§ **What is required**:
Quote, verbatim, all material below, without pictures.

===

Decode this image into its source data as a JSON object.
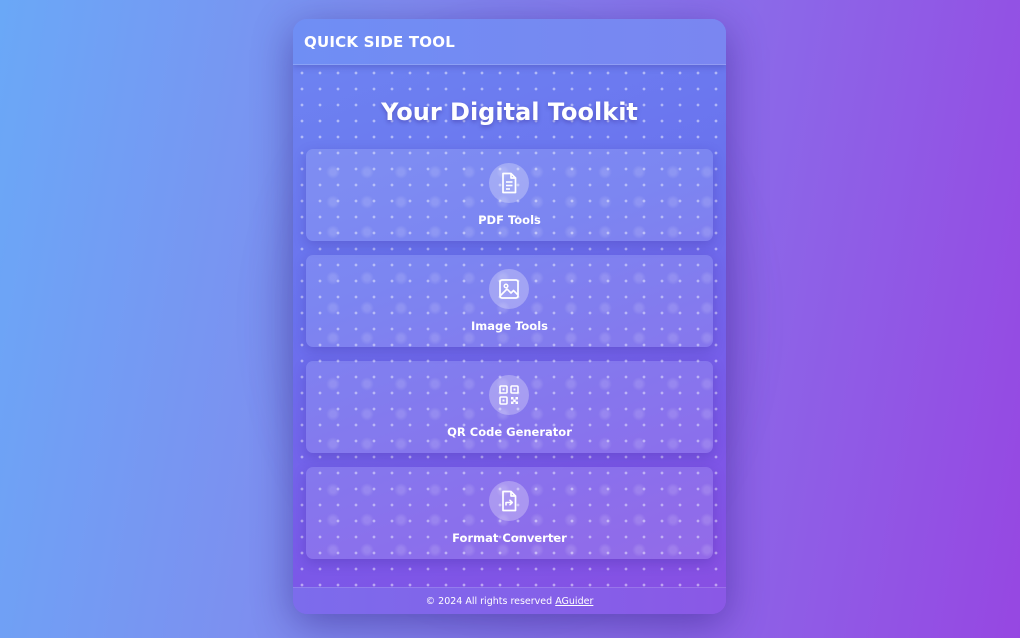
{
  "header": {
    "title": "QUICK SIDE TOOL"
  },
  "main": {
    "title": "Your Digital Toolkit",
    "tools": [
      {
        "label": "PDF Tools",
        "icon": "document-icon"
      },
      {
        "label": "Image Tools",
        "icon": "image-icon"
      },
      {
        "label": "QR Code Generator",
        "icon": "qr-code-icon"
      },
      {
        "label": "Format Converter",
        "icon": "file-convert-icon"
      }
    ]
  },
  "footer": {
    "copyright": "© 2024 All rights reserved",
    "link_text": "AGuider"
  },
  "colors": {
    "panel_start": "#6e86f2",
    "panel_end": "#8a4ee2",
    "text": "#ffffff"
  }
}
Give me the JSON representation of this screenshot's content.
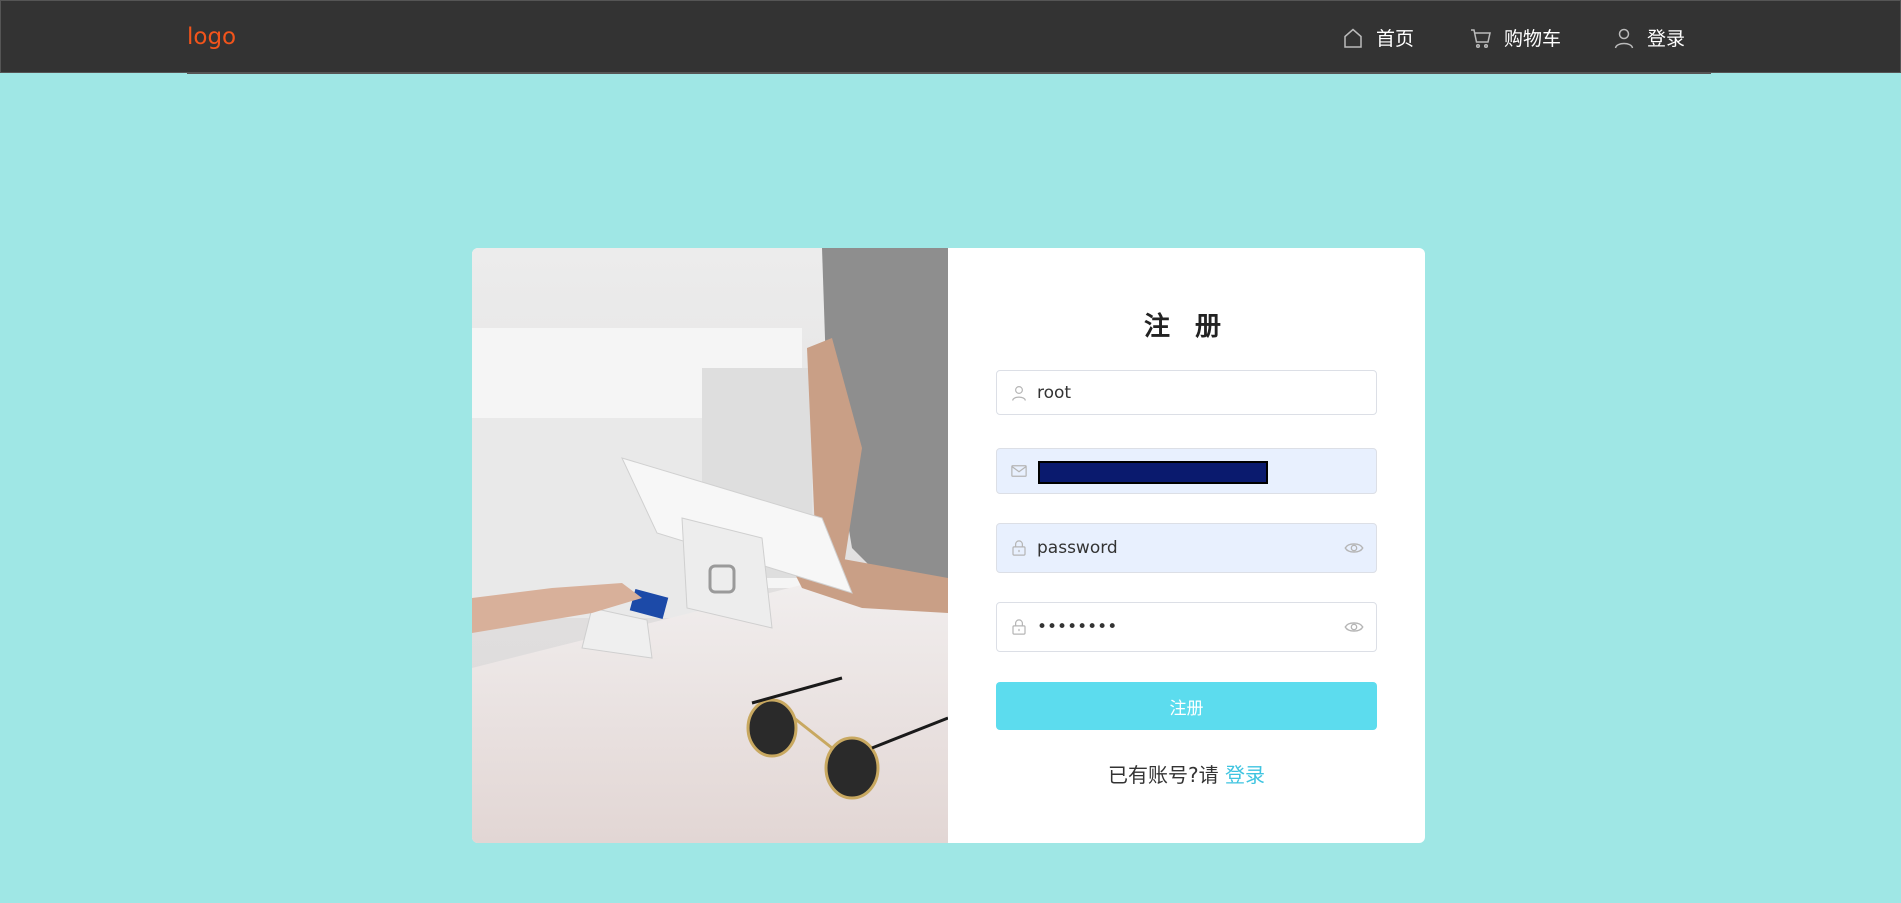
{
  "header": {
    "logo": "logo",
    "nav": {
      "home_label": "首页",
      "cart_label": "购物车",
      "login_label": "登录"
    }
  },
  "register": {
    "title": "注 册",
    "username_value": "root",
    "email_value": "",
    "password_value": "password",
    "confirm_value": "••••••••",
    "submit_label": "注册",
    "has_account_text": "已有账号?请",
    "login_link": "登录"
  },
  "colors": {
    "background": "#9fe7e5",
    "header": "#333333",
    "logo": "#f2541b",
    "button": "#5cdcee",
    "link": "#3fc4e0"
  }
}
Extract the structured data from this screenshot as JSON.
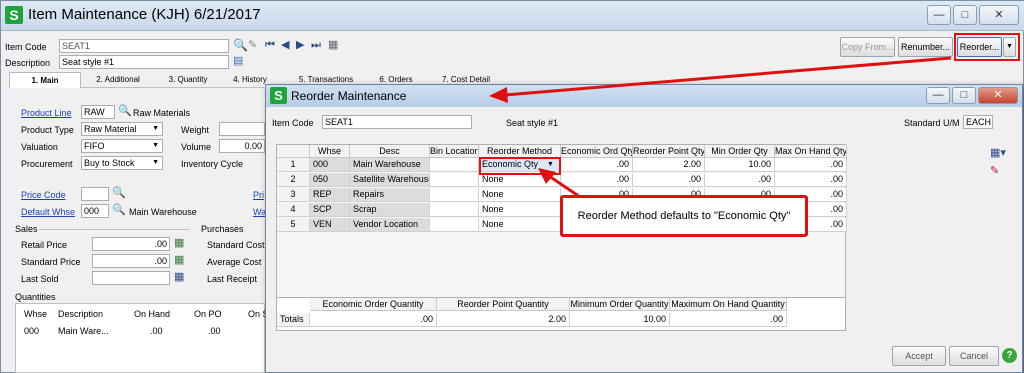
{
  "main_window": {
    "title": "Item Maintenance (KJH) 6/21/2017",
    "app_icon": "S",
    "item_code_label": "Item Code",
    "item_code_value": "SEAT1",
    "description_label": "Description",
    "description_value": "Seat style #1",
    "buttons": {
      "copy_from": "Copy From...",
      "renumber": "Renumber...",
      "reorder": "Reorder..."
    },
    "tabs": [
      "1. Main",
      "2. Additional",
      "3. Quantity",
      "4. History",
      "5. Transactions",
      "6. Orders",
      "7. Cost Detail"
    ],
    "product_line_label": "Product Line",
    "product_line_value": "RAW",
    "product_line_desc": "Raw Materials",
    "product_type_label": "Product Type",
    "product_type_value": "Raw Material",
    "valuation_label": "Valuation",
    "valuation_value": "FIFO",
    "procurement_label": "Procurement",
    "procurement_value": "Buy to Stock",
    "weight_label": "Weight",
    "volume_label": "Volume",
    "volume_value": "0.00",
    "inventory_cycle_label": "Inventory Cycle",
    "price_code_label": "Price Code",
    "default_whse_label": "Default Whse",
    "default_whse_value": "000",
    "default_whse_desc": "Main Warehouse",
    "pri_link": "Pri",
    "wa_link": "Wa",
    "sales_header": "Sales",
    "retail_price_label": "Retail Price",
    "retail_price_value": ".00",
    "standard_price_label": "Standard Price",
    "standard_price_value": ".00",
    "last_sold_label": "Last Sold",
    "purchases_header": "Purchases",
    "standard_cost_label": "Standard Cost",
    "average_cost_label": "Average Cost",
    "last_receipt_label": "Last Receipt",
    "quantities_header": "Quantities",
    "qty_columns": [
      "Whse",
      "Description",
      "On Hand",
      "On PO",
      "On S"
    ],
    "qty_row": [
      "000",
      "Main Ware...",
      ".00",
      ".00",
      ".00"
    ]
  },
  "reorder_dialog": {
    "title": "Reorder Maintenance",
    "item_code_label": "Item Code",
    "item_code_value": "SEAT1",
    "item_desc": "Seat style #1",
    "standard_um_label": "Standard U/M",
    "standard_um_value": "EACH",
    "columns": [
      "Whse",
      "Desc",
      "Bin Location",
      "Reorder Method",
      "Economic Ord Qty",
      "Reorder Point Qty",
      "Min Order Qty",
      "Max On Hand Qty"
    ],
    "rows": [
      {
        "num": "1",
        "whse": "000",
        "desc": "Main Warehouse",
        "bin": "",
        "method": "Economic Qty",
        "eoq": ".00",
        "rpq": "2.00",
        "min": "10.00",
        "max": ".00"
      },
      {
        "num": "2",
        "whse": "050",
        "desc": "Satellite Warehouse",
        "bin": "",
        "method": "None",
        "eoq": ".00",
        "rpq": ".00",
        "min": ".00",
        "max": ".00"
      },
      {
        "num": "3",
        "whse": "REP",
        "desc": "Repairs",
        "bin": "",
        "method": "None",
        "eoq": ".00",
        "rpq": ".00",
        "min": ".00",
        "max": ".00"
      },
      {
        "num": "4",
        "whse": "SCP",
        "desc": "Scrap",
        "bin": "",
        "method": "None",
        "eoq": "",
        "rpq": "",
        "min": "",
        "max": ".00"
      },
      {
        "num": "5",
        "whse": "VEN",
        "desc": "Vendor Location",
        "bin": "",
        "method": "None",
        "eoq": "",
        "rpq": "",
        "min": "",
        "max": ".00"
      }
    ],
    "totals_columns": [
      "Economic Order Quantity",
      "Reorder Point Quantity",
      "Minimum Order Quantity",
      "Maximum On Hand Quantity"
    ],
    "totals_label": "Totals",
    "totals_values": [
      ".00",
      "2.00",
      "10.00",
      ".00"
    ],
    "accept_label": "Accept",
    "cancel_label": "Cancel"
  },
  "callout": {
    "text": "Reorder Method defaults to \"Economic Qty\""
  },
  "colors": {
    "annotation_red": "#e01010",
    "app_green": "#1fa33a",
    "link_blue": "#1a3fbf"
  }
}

===

§ **Response to the exercise**:
Decode this image into its source data as a JSON object.
{
  "header": {
    "title": "QUICK SIDE TOOL"
  },
  "main": {
    "title": "Your Digital Toolkit",
    "tools": [
      {
        "label": "PDF Tools",
        "icon": "document-icon"
      },
      {
        "label": "Image Tools",
        "icon": "image-icon"
      },
      {
        "label": "QR Code Generator",
        "icon": "qr-code-icon"
      },
      {
        "label": "Format Converter",
        "icon": "file-convert-icon"
      }
    ]
  },
  "footer": {
    "copyright": "© 2024 All rights reserved",
    "link_text": "AGuider"
  },
  "colors": {
    "panel_start": "#6e86f2",
    "panel_end": "#8a4ee2",
    "text": "#ffffff"
  }
}
Give me the JSON representation of this screenshot's content.
{
  "header": {
    "logo": "logo",
    "nav": {
      "home_label": "首页",
      "cart_label": "购物车",
      "login_label": "登录"
    }
  },
  "register": {
    "title": "注 册",
    "username_value": "root",
    "email_value": "",
    "password_value": "password",
    "confirm_value": "••••••••",
    "submit_label": "注册",
    "has_account_text": "已有账号?请",
    "login_link": "登录"
  },
  "colors": {
    "background": "#9fe7e5",
    "header": "#333333",
    "logo": "#f2541b",
    "button": "#5cdcee",
    "link": "#3fc4e0"
  }
}
Extract the structured data from this screenshot as JSON.
{
  "main_window": {
    "title": "Item Maintenance (KJH) 6/21/2017",
    "app_icon": "S",
    "item_code_label": "Item Code",
    "item_code_value": "SEAT1",
    "description_label": "Description",
    "description_value": "Seat style #1",
    "buttons": {
      "copy_from": "Copy From...",
      "renumber": "Renumber...",
      "reorder": "Reorder..."
    },
    "tabs": [
      "1. Main",
      "2. Additional",
      "3. Quantity",
      "4. History",
      "5. Transactions",
      "6. Orders",
      "7. Cost Detail"
    ],
    "product_line_label": "Product Line",
    "product_line_value": "RAW",
    "product_line_desc": "Raw Materials",
    "product_type_label": "Product Type",
    "product_type_value": "Raw Material",
    "valuation_label": "Valuation",
    "valuation_value": "FIFO",
    "procurement_label": "Procurement",
    "procurement_value": "Buy to Stock",
    "weight_label": "Weight",
    "volume_label": "Volume",
    "volume_value": "0.00",
    "inventory_cycle_label": "Inventory Cycle",
    "price_code_label": "Price Code",
    "default_whse_label": "Default Whse",
    "default_whse_value": "000",
    "default_whse_desc": "Main Warehouse",
    "pri_link": "Pri",
    "wa_link": "Wa",
    "sales_header": "Sales",
    "retail_price_label": "Retail Price",
    "retail_price_value": ".00",
    "standard_price_label": "Standard Price",
    "standard_price_value": ".00",
    "last_sold_label": "Last Sold",
    "purchases_header": "Purchases",
    "standard_cost_label": "Standard Cost",
    "average_cost_label": "Average Cost",
    "last_receipt_label": "Last Receipt",
    "quantities_header": "Quantities",
    "qty_columns": [
      "Whse",
      "Description",
      "On Hand",
      "On PO",
      "On S"
    ],
    "qty_row": [
      "000",
      "Main Ware...",
      ".00",
      ".00",
      ".00"
    ]
  },
  "reorder_dialog": {
    "title": "Reorder Maintenance",
    "item_code_label": "Item Code",
    "item_code_value": "SEAT1",
    "item_desc": "Seat style #1",
    "standard_um_label": "Standard U/M",
    "standard_um_value": "EACH",
    "columns": [
      "Whse",
      "Desc",
      "Bin Location",
      "Reorder Method",
      "Economic Ord Qty",
      "Reorder Point Qty",
      "Min Order Qty",
      "Max On Hand Qty"
    ],
    "rows": [
      {
        "num": "1",
        "whse": "000",
        "desc": "Main Warehouse",
        "bin": "",
        "method": "Economic Qty",
        "eoq": ".00",
        "rpq": "2.00",
        "min": "10.00",
        "max": ".00"
      },
      {
        "num": "2",
        "whse": "050",
        "desc": "Satellite Warehouse",
        "bin": "",
        "method": "None",
        "eoq": ".00",
        "rpq": ".00",
        "min": ".00",
        "max": ".00"
      },
      {
        "num": "3",
        "whse": "REP",
        "desc": "Repairs",
        "bin": "",
        "method": "None",
        "eoq": ".00",
        "rpq": ".00",
        "min": ".00",
        "max": ".00"
      },
      {
        "num": "4",
        "whse": "SCP",
        "desc": "Scrap",
        "bin": "",
        "method": "None",
        "eoq": "",
        "rpq": "",
        "min": "",
        "max": ".00"
      },
      {
        "num": "5",
        "whse": "VEN",
        "desc": "Vendor Location",
        "bin": "",
        "method": "None",
        "eoq": "",
        "rpq": "",
        "min": "",
        "max": ".00"
      }
    ],
    "totals_columns": [
      "Economic Order Quantity",
      "Reorder Point Quantity",
      "Minimum Order Quantity",
      "Maximum On Hand Quantity"
    ],
    "totals_label": "Totals",
    "totals_values": [
      ".00",
      "2.00",
      "10.00",
      ".00"
    ],
    "accept_label": "Accept",
    "cancel_label": "Cancel"
  },
  "callout": {
    "text": "Reorder Method defaults to \"Economic Qty\""
  },
  "colors": {
    "annotation_red": "#e01010",
    "app_green": "#1fa33a",
    "link_blue": "#1a3fbf"
  }
}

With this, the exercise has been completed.